WHAT YOU NEED TO DO
Your task is to restate the data word for word.

____

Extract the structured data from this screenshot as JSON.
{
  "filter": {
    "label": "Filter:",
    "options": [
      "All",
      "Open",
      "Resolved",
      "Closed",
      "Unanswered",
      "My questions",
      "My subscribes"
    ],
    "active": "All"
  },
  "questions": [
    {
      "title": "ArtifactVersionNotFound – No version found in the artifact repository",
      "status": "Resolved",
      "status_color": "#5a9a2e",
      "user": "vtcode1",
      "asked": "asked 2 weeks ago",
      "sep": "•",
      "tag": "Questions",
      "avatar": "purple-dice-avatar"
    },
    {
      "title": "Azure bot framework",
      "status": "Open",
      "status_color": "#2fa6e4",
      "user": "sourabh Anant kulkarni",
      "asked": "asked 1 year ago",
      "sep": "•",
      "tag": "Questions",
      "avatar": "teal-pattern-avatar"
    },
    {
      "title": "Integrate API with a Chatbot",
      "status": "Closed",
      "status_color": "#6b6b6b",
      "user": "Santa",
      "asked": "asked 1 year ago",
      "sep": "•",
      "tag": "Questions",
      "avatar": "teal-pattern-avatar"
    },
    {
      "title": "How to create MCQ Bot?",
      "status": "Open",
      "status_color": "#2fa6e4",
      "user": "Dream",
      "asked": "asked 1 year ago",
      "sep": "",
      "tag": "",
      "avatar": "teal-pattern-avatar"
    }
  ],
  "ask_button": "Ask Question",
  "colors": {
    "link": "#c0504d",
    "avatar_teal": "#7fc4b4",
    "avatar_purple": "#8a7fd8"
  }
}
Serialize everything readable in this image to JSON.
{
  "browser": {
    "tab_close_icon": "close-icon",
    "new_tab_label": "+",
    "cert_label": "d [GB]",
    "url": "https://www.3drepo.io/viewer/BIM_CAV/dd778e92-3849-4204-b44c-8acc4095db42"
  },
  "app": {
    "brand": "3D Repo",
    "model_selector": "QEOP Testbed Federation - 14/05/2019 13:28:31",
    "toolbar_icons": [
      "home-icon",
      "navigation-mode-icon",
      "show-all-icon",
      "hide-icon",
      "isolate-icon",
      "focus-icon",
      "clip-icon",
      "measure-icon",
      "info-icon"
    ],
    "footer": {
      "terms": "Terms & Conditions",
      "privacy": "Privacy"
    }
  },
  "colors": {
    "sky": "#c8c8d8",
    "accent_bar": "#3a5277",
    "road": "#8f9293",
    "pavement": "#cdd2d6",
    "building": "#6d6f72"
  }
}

____

CORRECT OUTPUT
Extract the structured data from this screenshot as JSON.
{
  "filter": {
    "label": "Filter:",
    "options": [
      "All",
      "Open",
      "Resolved",
      "Closed",
      "Unanswered",
      "My questions",
      "My subscribes"
    ],
    "active": "All"
  },
  "questions": [
    {
      "title": "ArtifactVersionNotFound – No version found in the artifact repository",
      "status": "Resolved",
      "status_color": "#5a9a2e",
      "user": "vtcode1",
      "asked": "asked 2 weeks ago",
      "sep": "•",
      "tag": "Questions",
      "avatar": "purple-dice-avatar"
    },
    {
      "title": "Azure bot framework",
      "status": "Open",
      "status_color": "#2fa6e4",
      "user": "sourabh Anant kulkarni",
      "asked": "asked 1 year ago",
      "sep": "•",
      "tag": "Questions",
      "avatar": "teal-pattern-avatar"
    },
    {
      "title": "Integrate API with a Chatbot",
      "status": "Closed",
      "status_color": "#6b6b6b",
      "user": "Santa",
      "asked": "asked 1 year ago",
      "sep": "•",
      "tag": "Questions",
      "avatar": "teal-pattern-avatar"
    },
    {
      "title": "How to create MCQ Bot?",
      "status": "Open",
      "status_color": "#2fa6e4",
      "user": "Dream",
      "asked": "asked 1 year ago",
      "sep": "",
      "tag": "",
      "avatar": "teal-pattern-avatar"
    }
  ],
  "ask_button": "Ask Question",
  "colors": {
    "link": "#c0504d",
    "avatar_teal": "#7fc4b4",
    "avatar_purple": "#8a7fd8"
  }
}
Serialize everything readable in this image to JSON.
{
  "browser": {
    "tab_close_icon": "close-icon",
    "new_tab_label": "+",
    "cert_label": "d [GB]",
    "url": "https://www.3drepo.io/viewer/BIM_CAV/dd778e92-3849-4204-b44c-8acc4095db42"
  },
  "app": {
    "brand": "3D Repo",
    "model_selector": "QEOP Testbed Federation - 14/05/2019 13:28:31",
    "toolbar_icons": [
      "home-icon",
      "navigation-mode-icon",
      "show-all-icon",
      "hide-icon",
      "isolate-icon",
      "focus-icon",
      "clip-icon",
      "measure-icon",
      "info-icon"
    ],
    "footer": {
      "terms": "Terms & Conditions",
      "privacy": "Privacy"
    }
  },
  "colors": {
    "sky": "#c8c8d8",
    "accent_bar": "#3a5277",
    "road": "#8f9293",
    "pavement": "#cdd2d6",
    "building": "#6d6f72"
  }
}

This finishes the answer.